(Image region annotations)
——
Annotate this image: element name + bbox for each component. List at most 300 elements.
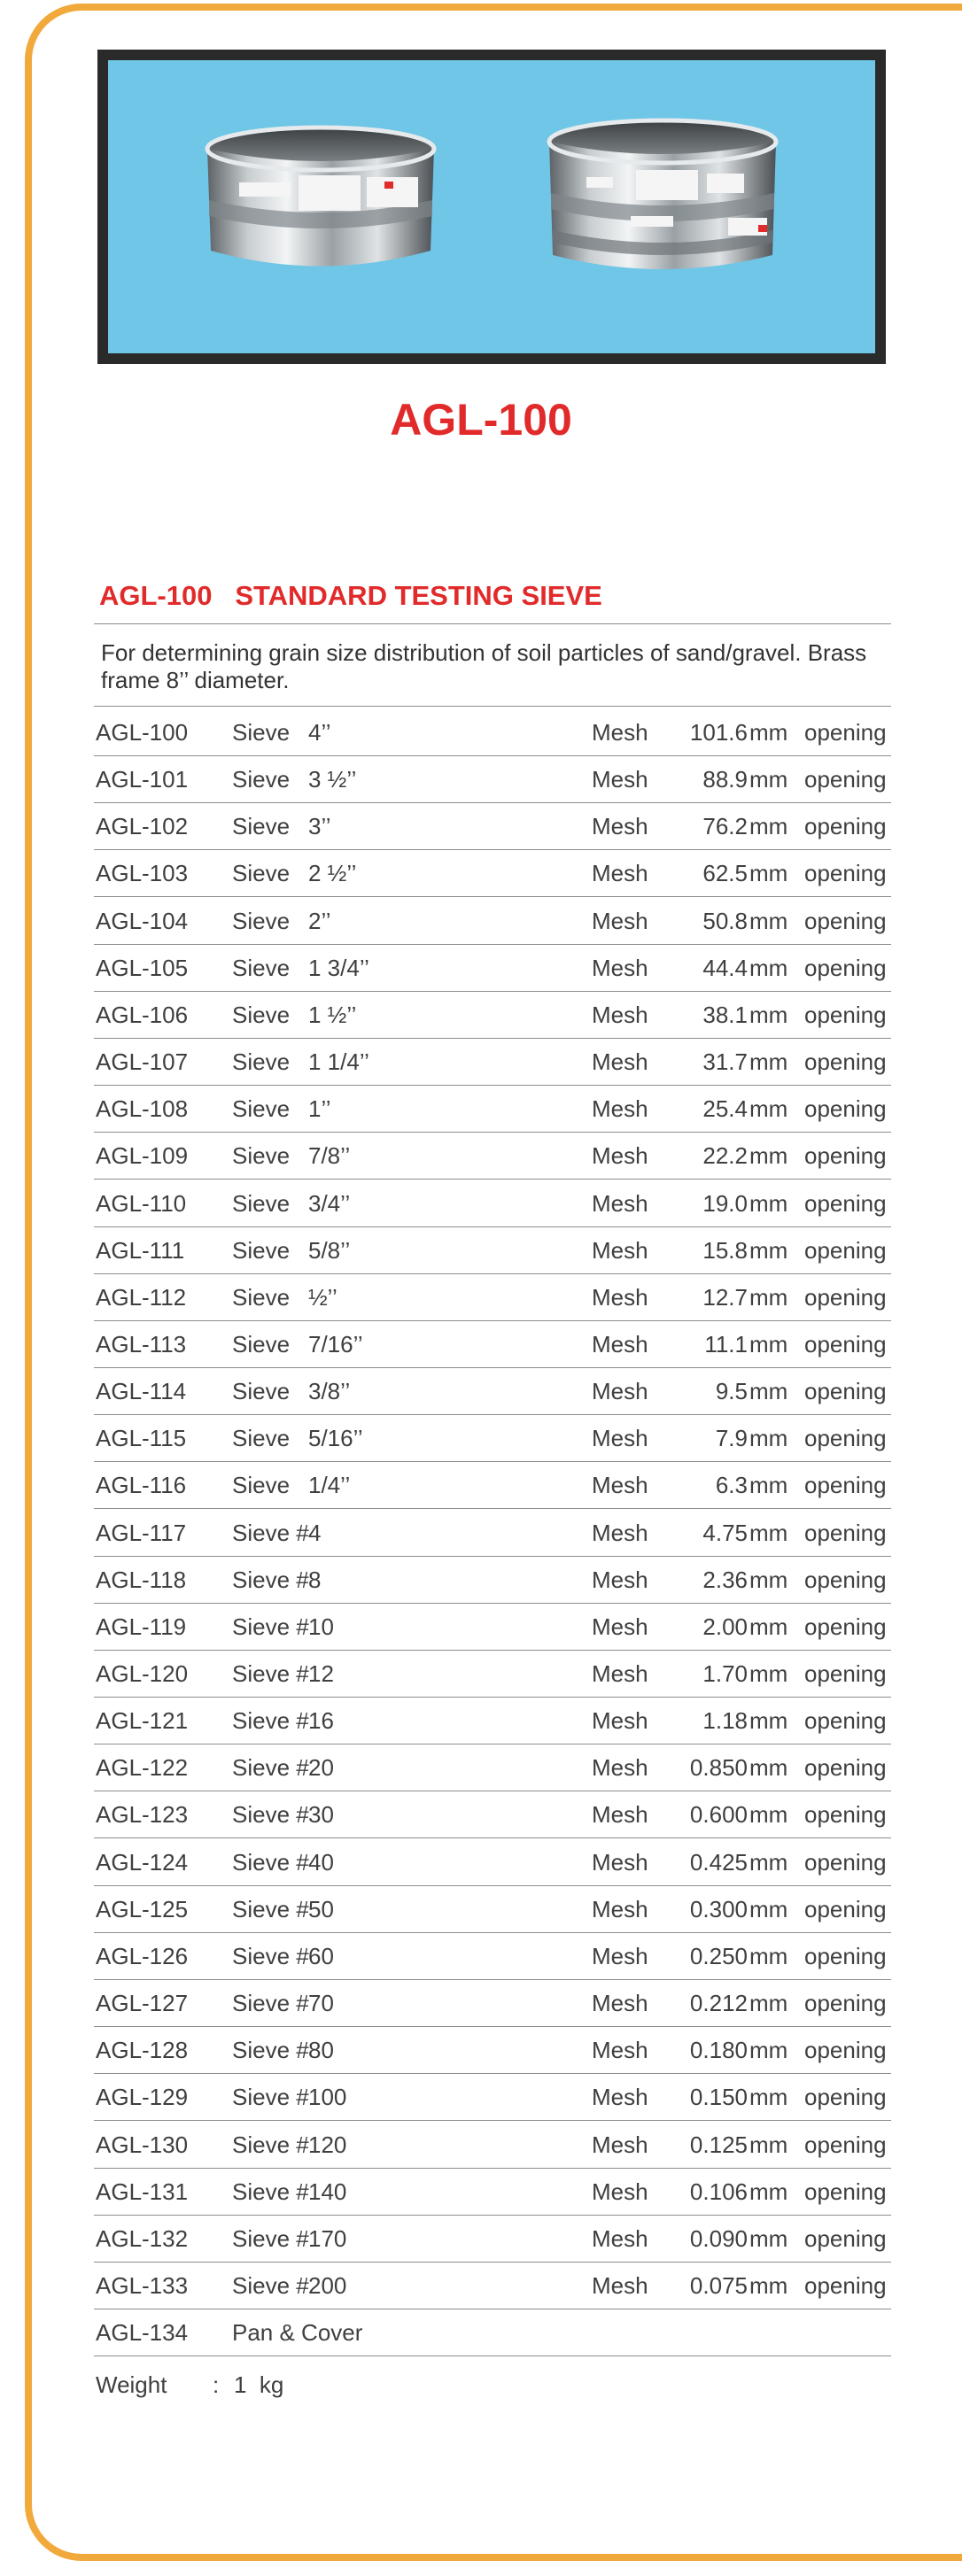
row-size: 3 ½’’ xyxy=(308,766,357,793)
row-code: AGL-127 xyxy=(96,1990,189,2016)
row-divider xyxy=(94,1461,891,1462)
row-divider xyxy=(94,944,891,945)
product-photo xyxy=(97,50,886,364)
row-unit: mm xyxy=(749,1660,788,1687)
row-opening-label: opening xyxy=(804,2131,887,2158)
row-code: AGL-112 xyxy=(96,1284,187,1311)
row-unit: mm xyxy=(749,1095,788,1122)
row-opening-label: opening xyxy=(804,1707,887,1734)
row-sieve-label: Sieve # xyxy=(232,2272,309,2299)
row-divider xyxy=(94,1603,891,1604)
row-mm-value: 9.5 xyxy=(715,1378,748,1404)
row-opening-label: opening xyxy=(804,1754,887,1781)
row-mesh-label: Mesh xyxy=(592,1660,648,1687)
row-mesh-label: Mesh xyxy=(592,1896,648,1922)
row-mesh-label: Mesh xyxy=(592,1566,648,1593)
row-mesh-label: Mesh xyxy=(592,1331,648,1358)
row-opening-label: opening xyxy=(804,908,887,934)
row-opening-label: opening xyxy=(804,1284,887,1311)
table-row xyxy=(0,1002,962,1028)
row-code: AGL-123 xyxy=(96,1801,189,1828)
row-mesh-label: Mesh xyxy=(592,908,648,934)
row-mm-value: 101.6 xyxy=(689,719,748,746)
row-sieve-label: Sieve # xyxy=(232,1520,309,1546)
table-row xyxy=(0,1237,962,1264)
row-unit: mm xyxy=(749,1331,788,1358)
row-unit: mm xyxy=(749,1472,788,1498)
row-mm-value: 0.600 xyxy=(689,1801,748,1828)
row-sieve-label: Sieve xyxy=(232,813,291,839)
row-unit: mm xyxy=(749,860,788,886)
row-sieve-label: Sieve xyxy=(232,766,291,793)
row-opening-label: opening xyxy=(804,1190,887,1217)
row-size: 7/16’’ xyxy=(308,1331,363,1358)
row-mesh-label: Mesh xyxy=(592,1801,648,1828)
row-mm-value: 76.2 xyxy=(702,813,748,839)
row-code: AGL-111 xyxy=(96,1237,185,1264)
row-opening-label: opening xyxy=(804,1237,887,1264)
table-row xyxy=(0,1284,962,1311)
row-divider xyxy=(94,2168,891,2169)
row-code: AGL-124 xyxy=(96,1849,189,1876)
table-row xyxy=(0,1943,962,1969)
table-row xyxy=(0,1331,962,1358)
row-opening-label: opening xyxy=(804,1142,887,1169)
row-unit: mm xyxy=(749,1801,788,1828)
row-unit: mm xyxy=(749,1990,788,2016)
row-divider xyxy=(94,1556,891,1557)
row-sieve-label: Sieve # xyxy=(232,1990,309,2016)
row-size: 60 xyxy=(308,1943,334,1969)
table-row xyxy=(0,2319,962,2346)
row-sieve-label: Sieve xyxy=(232,1472,291,1498)
row-mesh-label: Mesh xyxy=(592,719,648,746)
row-unit: mm xyxy=(749,2272,788,2299)
row-code: AGL-129 xyxy=(96,2084,189,2110)
row-size: 2’’ xyxy=(308,908,331,934)
row-opening-label: opening xyxy=(804,2037,887,2063)
row-mm-value: 22.2 xyxy=(702,1142,748,1169)
row-opening-label: opening xyxy=(804,2225,887,2252)
row-code: AGL-125 xyxy=(96,1896,189,1922)
section-divider xyxy=(94,623,891,624)
row-divider xyxy=(94,2026,891,2027)
row-opening-label: opening xyxy=(804,1472,887,1498)
table-row xyxy=(0,2084,962,2110)
row-sieve-label: Sieve # xyxy=(232,1849,309,1876)
table-row xyxy=(0,1613,962,1640)
row-unit: mm xyxy=(749,2131,788,2158)
row-unit: mm xyxy=(749,1425,788,1451)
table-row xyxy=(0,1142,962,1169)
row-opening-label: opening xyxy=(804,955,887,981)
row-unit: mm xyxy=(749,1190,788,1217)
row-mesh-label: Mesh xyxy=(592,1707,648,1734)
row-sieve-label: Sieve # xyxy=(232,2178,309,2205)
row-mesh-label: Mesh xyxy=(592,2225,648,2252)
row-mm-value: 0.090 xyxy=(689,2225,748,2252)
row-divider xyxy=(94,1132,891,1133)
row-mesh-label: Mesh xyxy=(592,1990,648,2016)
row-unit: mm xyxy=(749,1566,788,1593)
row-opening-label: opening xyxy=(804,1425,887,1451)
row-opening-label: opening xyxy=(804,813,887,839)
row-unit: mm xyxy=(749,1378,788,1404)
row-mm-value: 2.00 xyxy=(702,1613,748,1640)
row-mesh-label: Mesh xyxy=(592,1378,648,1404)
row-size: 80 xyxy=(308,2037,334,2063)
row-opening-label: opening xyxy=(804,2178,887,2205)
sieves-illustration xyxy=(108,60,875,353)
weight-value: 1 kg xyxy=(234,2371,284,2398)
weight-separator: : xyxy=(213,2371,220,2398)
row-sieve-label: Sieve # xyxy=(232,1896,309,1922)
row-mm-value: 19.0 xyxy=(702,1190,748,1217)
row-sieve-label: Sieve xyxy=(232,1331,291,1358)
row-mm-value: 25.4 xyxy=(702,1095,748,1122)
table-row xyxy=(0,2037,962,2063)
row-sieve-label: Sieve xyxy=(232,1378,291,1404)
row-unit: mm xyxy=(749,955,788,981)
row-code: AGL-134 xyxy=(96,2319,189,2346)
row-mesh-label: Mesh xyxy=(592,1284,648,1311)
row-divider xyxy=(94,1414,891,1415)
row-size: 200 xyxy=(308,2272,347,2299)
row-mesh-label: Mesh xyxy=(592,813,648,839)
row-mesh-label: Mesh xyxy=(592,1472,648,1498)
row-code: AGL-108 xyxy=(96,1095,189,1122)
row-divider xyxy=(94,2262,891,2263)
table-row xyxy=(0,1896,962,1922)
row-unit: mm xyxy=(749,719,788,746)
row-size: 8 xyxy=(308,1566,322,1593)
row-opening-label: opening xyxy=(804,1943,887,1969)
row-mm-value: 0.212 xyxy=(689,1990,748,2016)
row-code: AGL-104 xyxy=(96,908,189,934)
row-mesh-label: Mesh xyxy=(592,1095,648,1122)
row-size: 3’’ xyxy=(308,813,331,839)
left-sieve xyxy=(207,128,434,267)
row-mesh-label: Mesh xyxy=(592,1849,648,1876)
row-code: AGL-103 xyxy=(96,860,189,886)
row-opening-label: opening xyxy=(804,1990,887,2016)
row-mm-value: 62.5 xyxy=(702,860,748,886)
row-sieve-label: Sieve xyxy=(232,1190,291,1217)
row-sieve-label: Sieve # xyxy=(232,1801,309,1828)
row-sieve-label: Sieve # xyxy=(232,1754,309,1781)
row-mm-value: 88.9 xyxy=(702,766,748,793)
row-opening-label: opening xyxy=(804,1613,887,1640)
row-sieve-label: Sieve xyxy=(232,1048,291,1075)
row-opening-label: opening xyxy=(804,1660,887,1687)
row-mm-value: 0.850 xyxy=(689,1754,748,1781)
product-description: For determining grain size distribution of soil particles of sand/gravel. Brass frame 8’’ diameter. xyxy=(101,639,867,693)
row-sieve-label: Sieve xyxy=(232,1142,291,1169)
table-row xyxy=(0,1095,962,1122)
row-sieve-label: Sieve # xyxy=(232,1707,309,1734)
row-mm-value: 1.70 xyxy=(702,1660,748,1687)
row-size: 2 ½’’ xyxy=(308,860,357,886)
row-mm-value: 2.36 xyxy=(702,1566,748,1593)
row-code: AGL-116 xyxy=(96,1472,187,1498)
row-size: 4 xyxy=(308,1520,322,1546)
row-unit: mm xyxy=(749,2084,788,2110)
row-code: AGL-102 xyxy=(96,813,189,839)
row-code: AGL-126 xyxy=(96,1943,189,1969)
row-mm-value: 31.7 xyxy=(702,1048,748,1075)
row-sieve-label: Pan & Cover xyxy=(232,2319,363,2346)
row-size: 1’’ xyxy=(308,1095,331,1122)
row-sieve-label: Sieve xyxy=(232,955,291,981)
row-unit: mm xyxy=(749,1707,788,1734)
table-row xyxy=(0,860,962,886)
row-code: AGL-133 xyxy=(96,2272,189,2299)
row-divider xyxy=(94,849,891,850)
row-code: AGL-120 xyxy=(96,1660,189,1687)
row-divider xyxy=(94,1837,891,1838)
row-size: 7/8’’ xyxy=(308,1142,351,1169)
table-row xyxy=(0,2178,962,2205)
row-unit: mm xyxy=(749,1048,788,1075)
row-divider xyxy=(94,991,891,992)
row-size: 10 xyxy=(308,1613,334,1640)
row-size: 3/4’’ xyxy=(308,1190,351,1217)
photo-background xyxy=(108,60,875,353)
row-sieve-label: Sieve # xyxy=(232,1660,309,1687)
row-divider xyxy=(94,2215,891,2216)
row-size: 3/8’’ xyxy=(308,1378,351,1404)
row-divider xyxy=(94,802,891,803)
row-code: AGL-110 xyxy=(96,1190,187,1217)
row-divider xyxy=(94,1508,891,1509)
row-divider xyxy=(94,755,891,756)
row-divider xyxy=(94,1885,891,1886)
row-sieve-label: Sieve xyxy=(232,860,291,886)
row-divider xyxy=(94,1179,891,1180)
row-unit: mm xyxy=(749,1284,788,1311)
table-row xyxy=(0,813,962,839)
row-divider xyxy=(94,1038,891,1039)
row-mesh-label: Mesh xyxy=(592,2084,648,2110)
row-mm-value: 50.8 xyxy=(702,908,748,934)
row-sieve-label: Sieve # xyxy=(232,2037,309,2063)
row-code: AGL-107 xyxy=(96,1048,189,1075)
table-row xyxy=(0,1425,962,1451)
row-code: AGL-113 xyxy=(96,1331,187,1358)
row-mm-value: 0.075 xyxy=(689,2272,748,2299)
row-opening-label: opening xyxy=(804,1896,887,1922)
row-mesh-label: Mesh xyxy=(592,860,648,886)
table-row xyxy=(0,2272,962,2299)
row-code: AGL-100 xyxy=(96,719,189,746)
row-divider xyxy=(94,1367,891,1368)
row-mesh-label: Mesh xyxy=(592,2131,648,2158)
row-mesh-label: Mesh xyxy=(592,955,648,981)
row-code: AGL-106 xyxy=(96,1002,189,1028)
row-sieve-label: Sieve xyxy=(232,1095,291,1122)
row-mesh-label: Mesh xyxy=(592,1425,648,1451)
page-border xyxy=(25,4,962,2561)
row-mesh-label: Mesh xyxy=(592,1142,648,1169)
row-divider xyxy=(94,1226,891,1227)
row-opening-label: opening xyxy=(804,1002,887,1028)
row-unit: mm xyxy=(749,2037,788,2063)
row-mesh-label: Mesh xyxy=(592,2178,648,2205)
row-divider xyxy=(94,1085,891,1086)
row-unit: mm xyxy=(749,766,788,793)
row-opening-label: opening xyxy=(804,1849,887,1876)
row-size: 30 xyxy=(308,1801,334,1828)
table-row xyxy=(0,719,962,746)
row-divider xyxy=(94,1320,891,1321)
row-sieve-label: Sieve xyxy=(232,1237,291,1264)
row-mesh-label: Mesh xyxy=(592,766,648,793)
row-code: AGL-132 xyxy=(96,2225,189,2252)
row-mesh-label: Mesh xyxy=(592,2272,648,2299)
right-sieve xyxy=(549,120,776,269)
row-unit: mm xyxy=(749,813,788,839)
table-row xyxy=(0,766,962,793)
row-unit: mm xyxy=(749,1849,788,1876)
row-size: 20 xyxy=(308,1754,334,1781)
table-row xyxy=(0,1190,962,1217)
table-row xyxy=(0,1707,962,1734)
row-mm-value: 4.75 xyxy=(702,1520,748,1546)
row-mm-value: 0.425 xyxy=(689,1849,748,1876)
table-row xyxy=(0,1801,962,1828)
row-size: 170 xyxy=(308,2225,347,2252)
row-mesh-label: Mesh xyxy=(592,1190,648,1217)
row-code: AGL-101 xyxy=(96,766,189,793)
row-mm-value: 0.125 xyxy=(689,2131,748,2158)
row-code: AGL-115 xyxy=(96,1425,187,1451)
row-divider xyxy=(94,1979,891,1980)
table-row xyxy=(0,1660,962,1687)
row-mm-value: 44.4 xyxy=(702,955,748,981)
row-sieve-label: Sieve xyxy=(232,1284,291,1311)
row-code: AGL-105 xyxy=(96,955,189,981)
row-size: 1 1/4’’ xyxy=(308,1048,369,1075)
row-unit: mm xyxy=(749,1520,788,1546)
row-opening-label: opening xyxy=(804,1801,887,1828)
row-mm-value: 0.150 xyxy=(689,2084,748,2110)
row-size: 16 xyxy=(308,1707,334,1734)
row-opening-label: opening xyxy=(804,2084,887,2110)
row-mm-value: 0.180 xyxy=(689,2037,748,2063)
row-mesh-label: Mesh xyxy=(592,1048,648,1075)
row-opening-label: opening xyxy=(804,1048,887,1075)
row-unit: mm xyxy=(749,1896,788,1922)
table-row xyxy=(0,1378,962,1404)
row-opening-label: opening xyxy=(804,860,887,886)
row-unit: mm xyxy=(749,908,788,934)
row-divider xyxy=(94,896,891,897)
table-row xyxy=(0,1048,962,1075)
row-mesh-label: Mesh xyxy=(592,1943,648,1969)
row-opening-label: opening xyxy=(804,1331,887,1358)
table-row xyxy=(0,1520,962,1546)
row-code: AGL-122 xyxy=(96,1754,189,1781)
row-size: 5/16’’ xyxy=(308,1425,363,1451)
row-sieve-label: Sieve xyxy=(232,719,291,746)
row-sieve-label: Sieve xyxy=(232,1002,291,1028)
row-unit: mm xyxy=(749,2225,788,2252)
table-row xyxy=(0,1849,962,1876)
row-mesh-label: Mesh xyxy=(592,2037,648,2063)
weight-label: Weight xyxy=(96,2371,167,2398)
row-size: 100 xyxy=(308,2084,347,2110)
row-unit: mm xyxy=(749,1142,788,1169)
row-code: AGL-128 xyxy=(96,2037,189,2063)
table-row xyxy=(0,1754,962,1781)
table-row xyxy=(0,908,962,934)
row-size: ½’’ xyxy=(308,1284,337,1311)
row-opening-label: opening xyxy=(804,1566,887,1593)
table-row xyxy=(0,1472,962,1498)
row-size: 120 xyxy=(308,2131,347,2158)
row-sieve-label: Sieve # xyxy=(232,2131,309,2158)
row-code: AGL-130 xyxy=(96,2131,189,2158)
section-title: AGL-100 STANDARD TESTING SIEVE xyxy=(99,580,602,611)
row-sieve-label: Sieve xyxy=(232,908,291,934)
row-unit: mm xyxy=(749,1754,788,1781)
row-opening-label: opening xyxy=(804,1095,887,1122)
row-divider xyxy=(94,1697,891,1698)
row-mm-value: 7.9 xyxy=(715,1425,748,1451)
row-mm-value: 38.1 xyxy=(702,1002,748,1028)
row-unit: mm xyxy=(749,1002,788,1028)
row-opening-label: opening xyxy=(804,766,887,793)
row-mesh-label: Mesh xyxy=(592,1613,648,1640)
row-mesh-label: Mesh xyxy=(592,1754,648,1781)
row-unit: mm xyxy=(749,2178,788,2205)
row-mesh-label: Mesh xyxy=(592,1002,648,1028)
row-sieve-label: Sieve # xyxy=(232,2084,309,2110)
row-mm-value: 11.1 xyxy=(704,1331,748,1358)
table-row xyxy=(0,2225,962,2252)
table-row xyxy=(0,955,962,981)
row-divider xyxy=(94,2073,891,2074)
weight-line xyxy=(96,2371,284,2481)
row-code: AGL-114 xyxy=(96,1378,187,1404)
row-sieve-label: Sieve # xyxy=(232,1943,309,1969)
row-sieve-label: Sieve xyxy=(232,1425,291,1451)
row-unit: mm xyxy=(749,1613,788,1640)
row-size: 1 ½’’ xyxy=(308,1002,357,1028)
row-divider xyxy=(94,2120,891,2121)
row-divider xyxy=(94,1273,891,1274)
row-code: AGL-117 xyxy=(96,1520,187,1546)
row-opening-label: opening xyxy=(804,2272,887,2299)
row-sieve-label: Sieve # xyxy=(232,2225,309,2252)
row-size: 5/8’’ xyxy=(308,1237,351,1264)
row-unit: mm xyxy=(749,1943,788,1969)
row-code: AGL-119 xyxy=(96,1613,187,1640)
row-code: AGL-121 xyxy=(96,1707,189,1734)
row-opening-label: opening xyxy=(804,1378,887,1404)
row-mesh-label: Mesh xyxy=(592,1520,648,1546)
row-divider xyxy=(94,1650,891,1651)
row-size: 1 3/4’’ xyxy=(308,955,369,981)
row-code: AGL-131 xyxy=(96,2178,189,2205)
model-title: AGL-100 xyxy=(390,395,572,445)
row-mesh-label: Mesh xyxy=(592,1237,648,1264)
table-row xyxy=(0,2131,962,2158)
table-row xyxy=(0,1566,962,1593)
row-mm-value: 12.7 xyxy=(702,1284,748,1311)
row-mm-value: 1.18 xyxy=(702,1707,748,1734)
row-size: 1/4’’ xyxy=(308,1472,351,1498)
——
§ **WORK TO COMPLETE**
Reproduce the lines between the one holding "row-size: 3 ½’’ xyxy=(308,766,357,793)" and the one holding "row-opening-label: opening xyxy=(804,2131,887,2158)", inclusive, switching "row-divider" to "row-separator" and leaving everything else unchanged.

§ **WRITTEN ANSWER**
row-size: 3 ½’’ xyxy=(308,766,357,793)
row-code: AGL-127 xyxy=(96,1990,189,2016)
row-separator xyxy=(94,1461,891,1462)
row-separator xyxy=(94,944,891,945)
product-photo xyxy=(97,50,886,364)
row-unit: mm xyxy=(749,1660,788,1687)
row-opening-label: opening xyxy=(804,2131,887,2158)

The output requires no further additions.